Objectives =
A. Decide whether each statement agrees with the siege account. Answer yes or no for each, quoting the words of the account that settle it.
(i) Caesar's siege lasted twenty-seven days.
(ii) The wheeled towers and ramps took more than a month to build.
(iii) The fire on the terrace was put out before midnight.
B. In the siege account, what was the Gaul opposite one of the towers throwing onto the fire when he was killed?
C. Please extend the siege account, picking up after its final sentence.

Provided passage =
□ □ □ □ □

Vergingetorix relented and set about to help defend the fortified town, which held a large supply of grain so desperately needed by the Romans. Caesar began a siege that lasted twenty-seven days. It now was early spring 52 BC, and, in spite of incessant rain, two wheeled towers, eighty-feet high, and ramps 330 feet long, over which they could be rolled into place, as well as a high siege terrace, were constructed in less than a month. The Gauls did all they could to counter or destroy the siege works. As the towers increased in height, so the defenders raised their own. They attacked the soldiers at work and tunneled under the terrace to undermine it. As the terrace approached the height of the wall, the defenders became desperate. Caesar writes that "They felt that the fate of Gaul depended entirely on what happened at that moment, and performed before our eyes an exploit so memorable that I felt I must not leave it unrecorded." It was almost midnight when they again had dug under the terrace and set it on fire. Opposite one of the towers, a Gaul was throwing pitch and tallow onto the fire when he was killed by an arrow from a catapult. Another man stepped forward to take his place and he, too, was killed. Another came forward and also was killed. This continued throughout the night until the fire finally was extinguished.

□ □ □ □ □

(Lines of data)
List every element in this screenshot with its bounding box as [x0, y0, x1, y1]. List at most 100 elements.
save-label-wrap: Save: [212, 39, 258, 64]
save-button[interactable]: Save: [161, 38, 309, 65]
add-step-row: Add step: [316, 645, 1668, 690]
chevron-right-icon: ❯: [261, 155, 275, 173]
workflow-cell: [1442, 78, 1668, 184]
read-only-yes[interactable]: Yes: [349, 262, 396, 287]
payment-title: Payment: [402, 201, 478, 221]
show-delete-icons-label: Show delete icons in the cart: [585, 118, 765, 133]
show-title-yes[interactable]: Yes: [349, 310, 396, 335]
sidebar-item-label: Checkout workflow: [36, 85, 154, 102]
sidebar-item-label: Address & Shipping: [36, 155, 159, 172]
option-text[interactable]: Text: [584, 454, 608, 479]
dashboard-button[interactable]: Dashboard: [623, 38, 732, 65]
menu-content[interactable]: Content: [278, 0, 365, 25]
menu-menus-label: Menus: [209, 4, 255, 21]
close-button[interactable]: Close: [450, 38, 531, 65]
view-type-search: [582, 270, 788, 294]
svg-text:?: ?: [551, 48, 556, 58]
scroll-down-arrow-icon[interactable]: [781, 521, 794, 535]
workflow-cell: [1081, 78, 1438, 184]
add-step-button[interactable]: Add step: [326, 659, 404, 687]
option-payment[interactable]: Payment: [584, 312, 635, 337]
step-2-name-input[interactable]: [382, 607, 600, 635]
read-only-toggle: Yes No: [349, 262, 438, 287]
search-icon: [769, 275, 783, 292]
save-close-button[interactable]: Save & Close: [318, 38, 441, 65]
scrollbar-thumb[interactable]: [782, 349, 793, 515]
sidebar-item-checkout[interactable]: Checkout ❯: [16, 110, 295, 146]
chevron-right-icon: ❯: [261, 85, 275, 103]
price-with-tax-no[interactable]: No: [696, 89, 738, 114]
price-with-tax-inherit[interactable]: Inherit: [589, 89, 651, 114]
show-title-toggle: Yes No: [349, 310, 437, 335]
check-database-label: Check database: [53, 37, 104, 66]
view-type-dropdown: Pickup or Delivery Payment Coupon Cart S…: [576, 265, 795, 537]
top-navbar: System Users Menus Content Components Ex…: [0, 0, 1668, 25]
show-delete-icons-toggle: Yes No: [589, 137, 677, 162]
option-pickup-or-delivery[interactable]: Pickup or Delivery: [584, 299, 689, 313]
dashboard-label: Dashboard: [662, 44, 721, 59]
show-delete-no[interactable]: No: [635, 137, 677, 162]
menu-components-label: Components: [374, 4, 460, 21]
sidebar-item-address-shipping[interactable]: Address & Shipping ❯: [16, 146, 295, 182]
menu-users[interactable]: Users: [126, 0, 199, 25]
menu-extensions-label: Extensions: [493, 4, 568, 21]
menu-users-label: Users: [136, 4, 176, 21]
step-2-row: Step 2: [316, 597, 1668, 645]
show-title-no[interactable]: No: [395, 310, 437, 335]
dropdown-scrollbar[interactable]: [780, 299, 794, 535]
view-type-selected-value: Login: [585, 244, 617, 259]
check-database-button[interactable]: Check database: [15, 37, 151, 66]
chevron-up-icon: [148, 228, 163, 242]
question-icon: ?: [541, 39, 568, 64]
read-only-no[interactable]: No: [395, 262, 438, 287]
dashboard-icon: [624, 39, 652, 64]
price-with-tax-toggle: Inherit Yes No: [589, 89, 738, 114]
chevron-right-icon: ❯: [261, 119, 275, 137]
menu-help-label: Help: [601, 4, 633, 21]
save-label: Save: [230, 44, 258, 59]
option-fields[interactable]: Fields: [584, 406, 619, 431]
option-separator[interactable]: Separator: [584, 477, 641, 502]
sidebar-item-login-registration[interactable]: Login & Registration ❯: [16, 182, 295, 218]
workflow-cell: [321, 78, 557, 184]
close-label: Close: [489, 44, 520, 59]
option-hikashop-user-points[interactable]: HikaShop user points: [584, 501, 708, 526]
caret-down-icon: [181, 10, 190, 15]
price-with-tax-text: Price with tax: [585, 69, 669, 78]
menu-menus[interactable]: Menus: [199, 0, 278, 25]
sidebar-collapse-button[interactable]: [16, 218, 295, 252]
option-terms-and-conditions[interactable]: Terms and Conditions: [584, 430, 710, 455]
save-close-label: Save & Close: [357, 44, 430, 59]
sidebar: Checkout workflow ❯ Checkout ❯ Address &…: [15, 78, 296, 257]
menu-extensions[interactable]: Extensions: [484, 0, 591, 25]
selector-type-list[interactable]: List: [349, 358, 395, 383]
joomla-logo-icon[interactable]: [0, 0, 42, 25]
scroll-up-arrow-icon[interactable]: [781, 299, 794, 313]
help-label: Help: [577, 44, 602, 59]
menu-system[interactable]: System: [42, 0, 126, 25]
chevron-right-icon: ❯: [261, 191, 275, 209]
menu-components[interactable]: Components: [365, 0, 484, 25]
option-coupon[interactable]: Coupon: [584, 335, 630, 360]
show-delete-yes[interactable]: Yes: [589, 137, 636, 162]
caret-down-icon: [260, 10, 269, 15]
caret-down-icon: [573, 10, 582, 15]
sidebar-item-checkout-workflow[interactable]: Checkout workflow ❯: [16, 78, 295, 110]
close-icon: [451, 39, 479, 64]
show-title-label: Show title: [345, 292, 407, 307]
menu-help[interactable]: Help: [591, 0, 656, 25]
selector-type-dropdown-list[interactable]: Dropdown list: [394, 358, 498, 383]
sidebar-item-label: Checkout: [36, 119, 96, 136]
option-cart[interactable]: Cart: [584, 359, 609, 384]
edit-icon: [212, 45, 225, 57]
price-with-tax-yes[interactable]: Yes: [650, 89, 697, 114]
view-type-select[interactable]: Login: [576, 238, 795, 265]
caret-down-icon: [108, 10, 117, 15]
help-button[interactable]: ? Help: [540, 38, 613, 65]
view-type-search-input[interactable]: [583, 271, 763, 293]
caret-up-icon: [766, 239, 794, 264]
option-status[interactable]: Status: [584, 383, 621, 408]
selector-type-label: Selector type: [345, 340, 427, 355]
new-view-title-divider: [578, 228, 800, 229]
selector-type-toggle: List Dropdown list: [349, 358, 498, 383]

□ □ □ □ □

Results in order =
A.
(i) Yes: "Caesar began a siege that lasted twenty-seven days."
(ii) No: "were constructed in less than a month."
(iii) No: "This continued throughout the night until the fire finally was extinguished."

B. Pitch and tallow.

C.
The next day, it began to rain heavily and, as the defenders took shelter, one of the siege towers was moved into position. The Gauls, taken by surprise, were dislodged from the walls and, panicked at the sight of the Romans surrounding them, threw down their weapons and fled. Exasperated at the length and difficulty of the siege, the Romans massacred the inhabitants. No-one was spared, "neither old men nor women nor children. Of the whole population—about forty thousand—a bare eight hundred who rushed out of the town at the first alarm got safely through to Vercingetorix."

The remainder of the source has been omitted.